→ Extracted information:
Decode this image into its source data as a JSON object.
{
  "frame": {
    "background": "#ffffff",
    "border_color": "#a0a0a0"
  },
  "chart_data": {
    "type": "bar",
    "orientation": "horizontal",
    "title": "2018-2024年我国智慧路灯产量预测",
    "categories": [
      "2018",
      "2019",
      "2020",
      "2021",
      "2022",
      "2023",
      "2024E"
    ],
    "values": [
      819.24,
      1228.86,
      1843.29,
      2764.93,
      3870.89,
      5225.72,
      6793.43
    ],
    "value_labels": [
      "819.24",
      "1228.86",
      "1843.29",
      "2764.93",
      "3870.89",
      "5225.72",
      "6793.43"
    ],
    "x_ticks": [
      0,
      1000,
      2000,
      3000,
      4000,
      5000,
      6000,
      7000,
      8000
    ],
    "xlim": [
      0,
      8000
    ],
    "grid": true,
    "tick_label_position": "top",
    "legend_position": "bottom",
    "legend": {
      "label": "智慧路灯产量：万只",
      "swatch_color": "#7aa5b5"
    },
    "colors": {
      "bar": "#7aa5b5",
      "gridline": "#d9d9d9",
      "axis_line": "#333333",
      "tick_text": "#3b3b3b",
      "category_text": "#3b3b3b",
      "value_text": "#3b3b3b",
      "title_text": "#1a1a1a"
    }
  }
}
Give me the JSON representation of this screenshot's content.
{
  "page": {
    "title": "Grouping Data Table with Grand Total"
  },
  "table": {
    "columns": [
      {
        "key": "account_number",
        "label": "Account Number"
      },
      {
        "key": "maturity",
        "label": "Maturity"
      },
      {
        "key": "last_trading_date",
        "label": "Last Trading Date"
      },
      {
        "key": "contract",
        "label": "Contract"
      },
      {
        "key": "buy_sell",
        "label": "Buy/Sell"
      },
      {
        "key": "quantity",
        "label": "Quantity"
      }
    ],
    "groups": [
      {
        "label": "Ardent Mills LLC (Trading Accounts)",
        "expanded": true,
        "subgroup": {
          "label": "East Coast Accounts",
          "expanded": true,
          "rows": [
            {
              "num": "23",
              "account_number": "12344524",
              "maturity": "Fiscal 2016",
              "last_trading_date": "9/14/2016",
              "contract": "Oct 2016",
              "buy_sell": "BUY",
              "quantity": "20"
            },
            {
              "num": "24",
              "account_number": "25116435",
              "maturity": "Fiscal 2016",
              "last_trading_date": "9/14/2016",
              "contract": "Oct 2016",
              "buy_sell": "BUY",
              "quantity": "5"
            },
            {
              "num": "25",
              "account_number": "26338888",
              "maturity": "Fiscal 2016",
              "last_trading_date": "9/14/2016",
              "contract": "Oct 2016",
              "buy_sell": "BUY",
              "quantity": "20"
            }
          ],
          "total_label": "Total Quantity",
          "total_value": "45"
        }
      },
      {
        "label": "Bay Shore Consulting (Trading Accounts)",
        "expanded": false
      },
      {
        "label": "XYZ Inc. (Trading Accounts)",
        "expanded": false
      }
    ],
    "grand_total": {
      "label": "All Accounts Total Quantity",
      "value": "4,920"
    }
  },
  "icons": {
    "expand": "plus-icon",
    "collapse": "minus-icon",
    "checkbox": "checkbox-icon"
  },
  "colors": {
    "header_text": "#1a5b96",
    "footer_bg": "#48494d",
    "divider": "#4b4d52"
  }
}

→ What is required: Each entry above is to be set down again in exactly the same words.

→ Answer to this problem:
Decode this image into its source data as a JSON object.
{
  "frame": {
    "background": "#ffffff",
    "border_color": "#a0a0a0"
  },
  "chart_data": {
    "type": "bar",
    "orientation": "horizontal",
    "title": "2018-2024年我国智慧路灯产量预测",
    "categories": [
      "2018",
      "2019",
      "2020",
      "2021",
      "2022",
      "2023",
      "2024E"
    ],
    "values": [
      819.24,
      1228.86,
      1843.29,
      2764.93,
      3870.89,
      5225.72,
      6793.43
    ],
    "value_labels": [
      "819.24",
      "1228.86",
      "1843.29",
      "2764.93",
      "3870.89",
      "5225.72",
      "6793.43"
    ],
    "x_ticks": [
      0,
      1000,
      2000,
      3000,
      4000,
      5000,
      6000,
      7000,
      8000
    ],
    "xlim": [
      0,
      8000
    ],
    "grid": true,
    "tick_label_position": "top",
    "legend_position": "bottom",
    "legend": {
      "label": "智慧路灯产量：万只",
      "swatch_color": "#7aa5b5"
    },
    "colors": {
      "bar": "#7aa5b5",
      "gridline": "#d9d9d9",
      "axis_line": "#333333",
      "tick_text": "#3b3b3b",
      "category_text": "#3b3b3b",
      "value_text": "#3b3b3b",
      "title_text": "#1a1a1a"
    }
  }
}
Give me the JSON representation of this screenshot's content.
{
  "page": {
    "title": "Grouping Data Table with Grand Total"
  },
  "table": {
    "columns": [
      {
        "key": "account_number",
        "label": "Account Number"
      },
      {
        "key": "maturity",
        "label": "Maturity"
      },
      {
        "key": "last_trading_date",
        "label": "Last Trading Date"
      },
      {
        "key": "contract",
        "label": "Contract"
      },
      {
        "key": "buy_sell",
        "label": "Buy/Sell"
      },
      {
        "key": "quantity",
        "label": "Quantity"
      }
    ],
    "groups": [
      {
        "label": "Ardent Mills LLC (Trading Accounts)",
        "expanded": true,
        "subgroup": {
          "label": "East Coast Accounts",
          "expanded": true,
          "rows": [
            {
              "num": "23",
              "account_number": "12344524",
              "maturity": "Fiscal 2016",
              "last_trading_date": "9/14/2016",
              "contract": "Oct 2016",
              "buy_sell": "BUY",
              "quantity": "20"
            },
            {
              "num": "24",
              "account_number": "25116435",
              "maturity": "Fiscal 2016",
              "last_trading_date": "9/14/2016",
              "contract": "Oct 2016",
              "buy_sell": "BUY",
              "quantity": "5"
            },
            {
              "num": "25",
              "account_number": "26338888",
              "maturity": "Fiscal 2016",
              "last_trading_date": "9/14/2016",
              "contract": "Oct 2016",
              "buy_sell": "BUY",
              "quantity": "20"
            }
          ],
          "total_label": "Total Quantity",
          "total_value": "45"
        }
      },
      {
        "label": "Bay Shore Consulting (Trading Accounts)",
        "expanded": false
      },
      {
        "label": "XYZ Inc. (Trading Accounts)",
        "expanded": false
      }
    ],
    "grand_total": {
      "label": "All Accounts Total Quantity",
      "value": "4,920"
    }
  },
  "icons": {
    "expand": "plus-icon",
    "collapse": "minus-icon",
    "checkbox": "checkbox-icon"
  },
  "colors": {
    "header_text": "#1a5b96",
    "footer_bg": "#48494d",
    "divider": "#4b4d52"
  }
}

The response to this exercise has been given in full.